Problem details = Your task is to transcribe the records exactly, skipping every image.

** Start **

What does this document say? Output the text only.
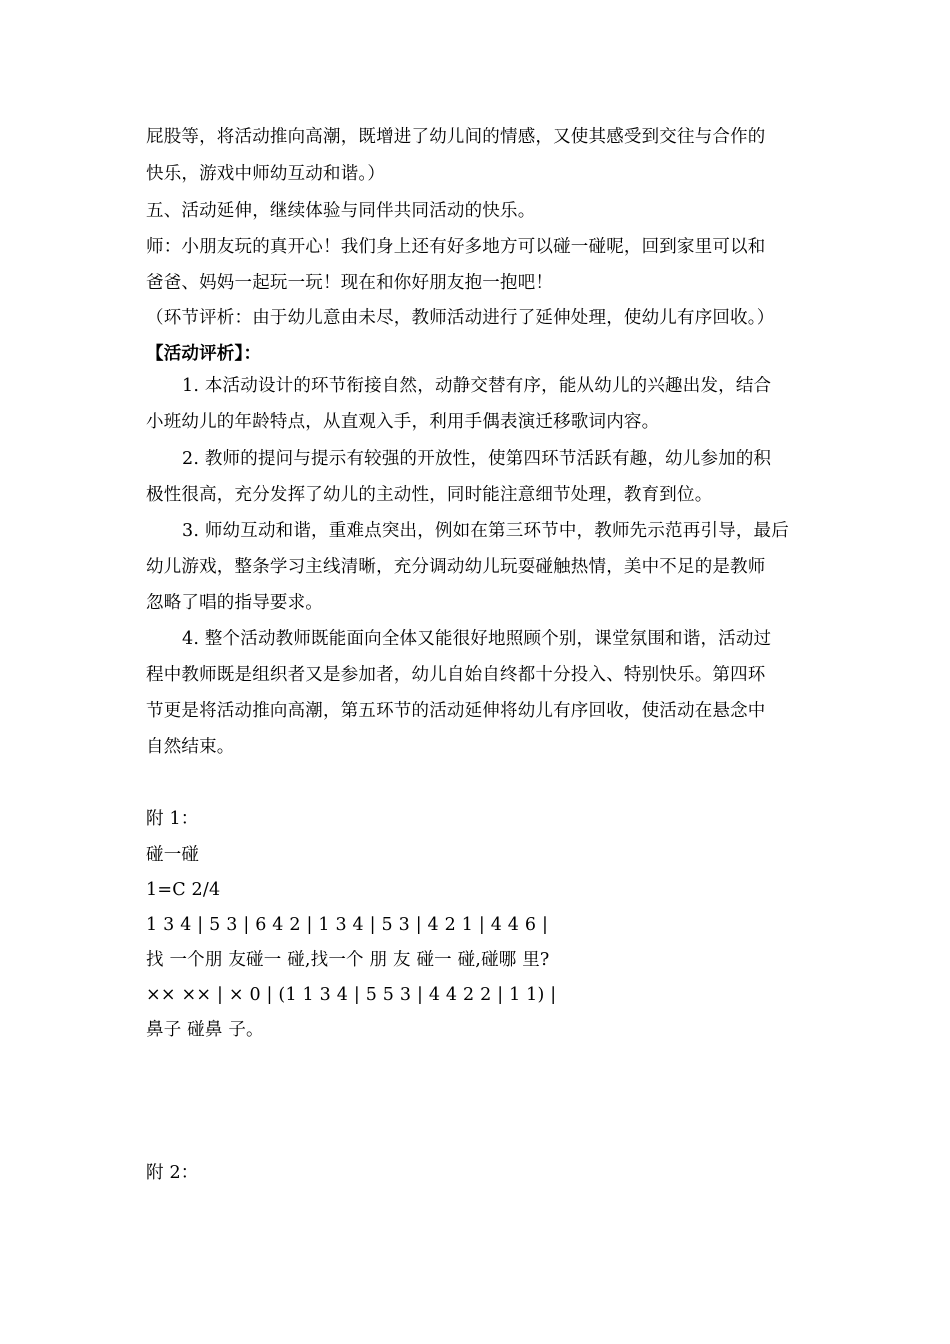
屁股等，将活动推向高潮，既增进了幼儿间的情感，又使其感受到交往与合作的
快乐，游戏中师幼互动和谐。）
五、活动延伸，继续体验与同伴共同活动的快乐。
师：小朋友玩的真开心！我们身上还有好多地方可以碰一碰呢，回到家里可以和
爸爸、妈妈一起玩一玩！现在和你好朋友抱一抱吧！
（环节评析：由于幼儿意由未尽，教师活动进行了延伸处理，使幼儿有序回收。）
【活动评析】：
1. 本活动设计的环节衔接自然，动静交替有序，能从幼儿的兴趣出发，结合
小班幼儿的年龄特点，从直观入手，利用手偶表演迁移歌词内容。
2. 教师的提问与提示有较强的开放性，使第四环节活跃有趣，幼儿参加的积
极性很高，充分发挥了幼儿的主动性，同时能注意细节处理，教育到位。
3. 师幼互动和谐，重难点突出，例如在第三环节中，教师先示范再引导，最后
幼儿游戏，整条学习主线清晰，充分调动幼儿玩耍碰触热情，美中不足的是教师
忽略了唱的指导要求。
4. 整个活动教师既能面向全体又能很好地照顾个别，课堂氛围和谐，活动过
程中教师既是组织者又是参加者，幼儿自始自终都十分投入、特别快乐。第四环
节更是将活动推向高潮，第五环节的活动延伸将幼儿有序回收，使活动在悬念中
自然结束。
附 1：
碰一碰
1=C 2/4
1 3 4 | 5 3 | 6 4 2 | 1 3 4 | 5 3 | 4 2 1 | 4 4 6 |
找 一个朋 友碰一 碰,找一个 朋 友 碰一 碰,碰哪 里?
×× ×× | × 0 | (1 1 3 4 | 5 5 3 | 4 4 2 2 | 1 1) |
鼻子 碰鼻 子。
附 2：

** End **

Complete response =
What does this document say? Output the text only.
屁股等，将活动推向高潮，既增进了幼儿间的情感，又使其感受到交往与合作的
快乐，游戏中师幼互动和谐。）
五、活动延伸，继续体验与同伴共同活动的快乐。
师：小朋友玩的真开心！我们身上还有好多地方可以碰一碰呢，回到家里可以和
爸爸、妈妈一起玩一玩！现在和你好朋友抱一抱吧！
（环节评析：由于幼儿意由未尽，教师活动进行了延伸处理，使幼儿有序回收。）
【活动评析】：
1. 本活动设计的环节衔接自然，动静交替有序，能从幼儿的兴趣出发，结合
小班幼儿的年龄特点，从直观入手，利用手偶表演迁移歌词内容。
2. 教师的提问与提示有较强的开放性，使第四环节活跃有趣，幼儿参加的积
极性很高，充分发挥了幼儿的主动性，同时能注意细节处理，教育到位。
3. 师幼互动和谐，重难点突出，例如在第三环节中，教师先示范再引导，最后
幼儿游戏，整条学习主线清晰，充分调动幼儿玩耍碰触热情，美中不足的是教师
忽略了唱的指导要求。
4. 整个活动教师既能面向全体又能很好地照顾个别，课堂氛围和谐，活动过
程中教师既是组织者又是参加者，幼儿自始自终都十分投入、特别快乐。第四环
节更是将活动推向高潮，第五环节的活动延伸将幼儿有序回收，使活动在悬念中
自然结束。
附 1：
碰一碰
1=C 2/4
1 3 4 | 5 3 | 6 4 2 | 1 3 4 | 5 3 | 4 2 1 | 4 4 6 |
找 一个朋 友碰一 碰,找一个 朋 友 碰一 碰,碰哪 里?
×× ×× | × 0 | (1 1 3 4 | 5 5 3 | 4 4 2 2 | 1 1) |
鼻子 碰鼻 子。
附 2：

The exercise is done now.